• WRITTEN INSTRUCTION
Write out the data below in full. Keep it exact.

--- BEGIN ---

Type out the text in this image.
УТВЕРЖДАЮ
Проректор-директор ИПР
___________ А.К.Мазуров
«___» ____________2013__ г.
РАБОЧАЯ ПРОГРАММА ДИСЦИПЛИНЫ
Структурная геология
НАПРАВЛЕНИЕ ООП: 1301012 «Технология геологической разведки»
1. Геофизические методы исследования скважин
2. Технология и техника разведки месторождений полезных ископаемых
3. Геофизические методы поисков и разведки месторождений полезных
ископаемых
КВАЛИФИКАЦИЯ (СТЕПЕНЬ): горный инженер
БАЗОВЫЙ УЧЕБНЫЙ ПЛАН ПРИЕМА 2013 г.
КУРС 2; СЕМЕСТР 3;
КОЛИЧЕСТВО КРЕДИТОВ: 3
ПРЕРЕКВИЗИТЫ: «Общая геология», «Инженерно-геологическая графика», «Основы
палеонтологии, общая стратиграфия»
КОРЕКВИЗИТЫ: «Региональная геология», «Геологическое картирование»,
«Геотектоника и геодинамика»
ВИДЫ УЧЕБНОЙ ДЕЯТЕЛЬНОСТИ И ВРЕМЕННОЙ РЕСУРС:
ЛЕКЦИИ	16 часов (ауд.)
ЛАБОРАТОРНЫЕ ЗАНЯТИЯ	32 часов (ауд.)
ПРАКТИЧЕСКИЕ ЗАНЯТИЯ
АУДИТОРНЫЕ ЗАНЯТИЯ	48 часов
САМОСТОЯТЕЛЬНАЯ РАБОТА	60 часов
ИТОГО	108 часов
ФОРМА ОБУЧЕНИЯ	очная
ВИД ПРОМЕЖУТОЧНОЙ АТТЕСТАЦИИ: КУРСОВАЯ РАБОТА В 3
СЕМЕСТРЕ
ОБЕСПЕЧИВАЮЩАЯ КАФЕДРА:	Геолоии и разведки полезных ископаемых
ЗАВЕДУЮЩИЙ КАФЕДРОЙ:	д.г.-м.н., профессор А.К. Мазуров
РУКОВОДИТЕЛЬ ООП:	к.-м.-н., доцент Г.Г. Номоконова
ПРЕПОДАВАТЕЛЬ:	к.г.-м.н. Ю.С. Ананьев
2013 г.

--- END ---

• RESULT FOR THIS TASK
Type out the text in this image.
УТВЕРЖДАЮ
Проректор-директор ИПР
___________ А.К.Мазуров
«___» ____________2013__ г.
РАБОЧАЯ ПРОГРАММА ДИСЦИПЛИНЫ
Структурная геология
НАПРАВЛЕНИЕ ООП: 1301012 «Технология геологической разведки»
1. Геофизические методы исследования скважин
2. Технология и техника разведки месторождений полезных ископаемых
3. Геофизические методы поисков и разведки месторождений полезных
ископаемых
КВАЛИФИКАЦИЯ (СТЕПЕНЬ): горный инженер
БАЗОВЫЙ УЧЕБНЫЙ ПЛАН ПРИЕМА 2013 г.
КУРС 2; СЕМЕСТР 3;
КОЛИЧЕСТВО КРЕДИТОВ: 3
ПРЕРЕКВИЗИТЫ: «Общая геология», «Инженерно-геологическая графика», «Основы
палеонтологии, общая стратиграфия»
КОРЕКВИЗИТЫ: «Региональная геология», «Геологическое картирование»,
«Геотектоника и геодинамика»
ВИДЫ УЧЕБНОЙ ДЕЯТЕЛЬНОСТИ И ВРЕМЕННОЙ РЕСУРС:
ЛЕКЦИИ	16 часов (ауд.)
ЛАБОРАТОРНЫЕ ЗАНЯТИЯ	32 часов (ауд.)
ПРАКТИЧЕСКИЕ ЗАНЯТИЯ
АУДИТОРНЫЕ ЗАНЯТИЯ	48 часов
САМОСТОЯТЕЛЬНАЯ РАБОТА	60 часов
ИТОГО	108 часов
ФОРМА ОБУЧЕНИЯ	очная
ВИД ПРОМЕЖУТОЧНОЙ АТТЕСТАЦИИ: КУРСОВАЯ РАБОТА В 3
СЕМЕСТРЕ
ОБЕСПЕЧИВАЮЩАЯ КАФЕДРА:	Геолоии и разведки полезных ископаемых
ЗАВЕДУЮЩИЙ КАФЕДРОЙ:	д.г.-м.н., профессор А.К. Мазуров
РУКОВОДИТЕЛЬ ООП:	к.-м.-н., доцент Г.Г. Номоконова
ПРЕПОДАВАТЕЛЬ:	к.г.-м.н. Ю.С. Ананьев
2013 г.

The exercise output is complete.